Your instructions
Write the records out again. Match them exactly.

*** Opening Records shown ***

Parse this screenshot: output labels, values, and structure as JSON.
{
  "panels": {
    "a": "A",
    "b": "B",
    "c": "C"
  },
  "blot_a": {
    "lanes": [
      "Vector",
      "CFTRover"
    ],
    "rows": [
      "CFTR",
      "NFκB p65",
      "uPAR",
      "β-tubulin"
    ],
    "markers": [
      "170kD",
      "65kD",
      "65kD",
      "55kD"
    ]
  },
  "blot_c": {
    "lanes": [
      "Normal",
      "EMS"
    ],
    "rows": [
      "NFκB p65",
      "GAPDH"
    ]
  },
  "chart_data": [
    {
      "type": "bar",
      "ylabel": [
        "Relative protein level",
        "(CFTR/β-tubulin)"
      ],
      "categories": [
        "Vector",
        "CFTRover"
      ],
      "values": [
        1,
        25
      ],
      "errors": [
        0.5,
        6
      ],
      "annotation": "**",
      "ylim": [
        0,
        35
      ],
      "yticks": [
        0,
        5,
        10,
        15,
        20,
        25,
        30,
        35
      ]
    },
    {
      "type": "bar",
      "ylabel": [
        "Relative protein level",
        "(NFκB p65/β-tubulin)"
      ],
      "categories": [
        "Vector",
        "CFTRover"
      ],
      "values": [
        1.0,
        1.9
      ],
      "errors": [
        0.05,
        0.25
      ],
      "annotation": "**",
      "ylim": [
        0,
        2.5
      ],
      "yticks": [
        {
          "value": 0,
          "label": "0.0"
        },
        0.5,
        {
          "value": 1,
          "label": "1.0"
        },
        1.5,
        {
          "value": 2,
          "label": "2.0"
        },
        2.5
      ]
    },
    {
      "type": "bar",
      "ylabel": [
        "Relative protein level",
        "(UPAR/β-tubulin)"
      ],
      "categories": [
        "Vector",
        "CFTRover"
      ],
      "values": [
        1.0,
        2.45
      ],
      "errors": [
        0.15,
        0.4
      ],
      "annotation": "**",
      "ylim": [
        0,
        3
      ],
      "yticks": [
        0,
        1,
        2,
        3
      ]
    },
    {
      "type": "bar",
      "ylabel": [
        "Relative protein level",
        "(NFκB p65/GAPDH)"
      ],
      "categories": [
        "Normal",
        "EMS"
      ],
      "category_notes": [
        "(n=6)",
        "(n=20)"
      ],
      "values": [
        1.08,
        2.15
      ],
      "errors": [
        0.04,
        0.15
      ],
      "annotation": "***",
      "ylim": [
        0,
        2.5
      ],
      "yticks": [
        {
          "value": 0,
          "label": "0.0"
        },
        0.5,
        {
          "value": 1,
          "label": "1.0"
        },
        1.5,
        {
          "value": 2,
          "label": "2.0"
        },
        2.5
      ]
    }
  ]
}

*** Closing Records shown ***

Your solution
Parse this screenshot: output labels, values, and structure as JSON.
{
  "panels": {
    "a": "A",
    "b": "B",
    "c": "C"
  },
  "blot_a": {
    "lanes": [
      "Vector",
      "CFTRover"
    ],
    "rows": [
      "CFTR",
      "NFκB p65",
      "uPAR",
      "β-tubulin"
    ],
    "markers": [
      "170kD",
      "65kD",
      "65kD",
      "55kD"
    ]
  },
  "blot_c": {
    "lanes": [
      "Normal",
      "EMS"
    ],
    "rows": [
      "NFκB p65",
      "GAPDH"
    ]
  },
  "chart_data": [
    {
      "type": "bar",
      "ylabel": [
        "Relative protein level",
        "(CFTR/β-tubulin)"
      ],
      "categories": [
        "Vector",
        "CFTRover"
      ],
      "values": [
        1,
        25
      ],
      "errors": [
        0.5,
        6
      ],
      "annotation": "**",
      "ylim": [
        0,
        35
      ],
      "yticks": [
        0,
        5,
        10,
        15,
        20,
        25,
        30,
        35
      ]
    },
    {
      "type": "bar",
      "ylabel": [
        "Relative protein level",
        "(NFκB p65/β-tubulin)"
      ],
      "categories": [
        "Vector",
        "CFTRover"
      ],
      "values": [
        1.0,
        1.9
      ],
      "errors": [
        0.05,
        0.25
      ],
      "annotation": "**",
      "ylim": [
        0,
        2.5
      ],
      "yticks": [
        {
          "value": 0,
          "label": "0.0"
        },
        0.5,
        {
          "value": 1,
          "label": "1.0"
        },
        1.5,
        {
          "value": 2,
          "label": "2.0"
        },
        2.5
      ]
    },
    {
      "type": "bar",
      "ylabel": [
        "Relative protein level",
        "(UPAR/β-tubulin)"
      ],
      "categories": [
        "Vector",
        "CFTRover"
      ],
      "values": [
        1.0,
        2.45
      ],
      "errors": [
        0.15,
        0.4
      ],
      "annotation": "**",
      "ylim": [
        0,
        3
      ],
      "yticks": [
        0,
        1,
        2,
        3
      ]
    },
    {
      "type": "bar",
      "ylabel": [
        "Relative protein level",
        "(NFκB p65/GAPDH)"
      ],
      "categories": [
        "Normal",
        "EMS"
      ],
      "category_notes": [
        "(n=6)",
        "(n=20)"
      ],
      "values": [
        1.08,
        2.15
      ],
      "errors": [
        0.04,
        0.15
      ],
      "annotation": "***",
      "ylim": [
        0,
        2.5
      ],
      "yticks": [
        {
          "value": 0,
          "label": "0.0"
        },
        0.5,
        {
          "value": 1,
          "label": "1.0"
        },
        1.5,
        {
          "value": 2,
          "label": "2.0"
        },
        2.5
      ]
    }
  ]
}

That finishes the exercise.